Provided records:
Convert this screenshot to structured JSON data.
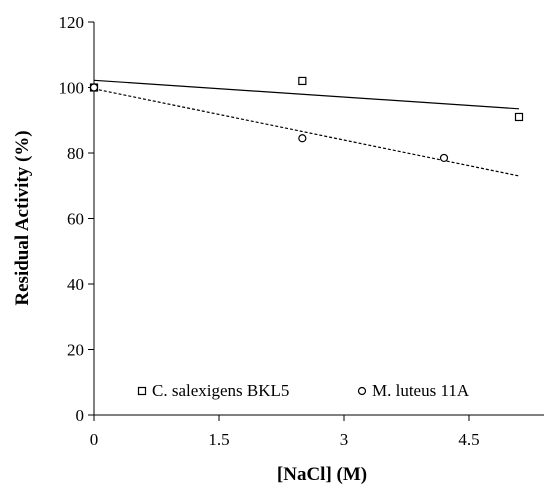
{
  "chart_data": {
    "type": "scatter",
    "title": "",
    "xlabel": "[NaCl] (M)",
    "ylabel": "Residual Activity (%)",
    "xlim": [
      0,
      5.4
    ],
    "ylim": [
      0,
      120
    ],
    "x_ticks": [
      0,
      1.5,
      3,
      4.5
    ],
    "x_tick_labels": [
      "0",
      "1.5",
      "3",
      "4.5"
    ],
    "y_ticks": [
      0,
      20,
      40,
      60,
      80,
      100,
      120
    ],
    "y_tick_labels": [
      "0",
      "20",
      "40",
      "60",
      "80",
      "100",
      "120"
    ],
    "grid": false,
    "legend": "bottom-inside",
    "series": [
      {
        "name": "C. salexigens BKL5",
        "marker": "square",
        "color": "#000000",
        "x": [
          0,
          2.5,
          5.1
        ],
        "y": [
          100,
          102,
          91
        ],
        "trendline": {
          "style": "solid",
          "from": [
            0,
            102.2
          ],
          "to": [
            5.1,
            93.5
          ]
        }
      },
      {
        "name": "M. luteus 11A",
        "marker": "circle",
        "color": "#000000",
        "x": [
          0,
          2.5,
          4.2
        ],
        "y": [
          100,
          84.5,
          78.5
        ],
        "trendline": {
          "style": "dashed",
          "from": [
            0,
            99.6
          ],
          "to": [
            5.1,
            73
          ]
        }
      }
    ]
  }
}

Short problem:
Extract every line containing the string "name" from the material.

The output:
        "name": "C. salexigens BKL5",
        "name": "M. luteus 11A",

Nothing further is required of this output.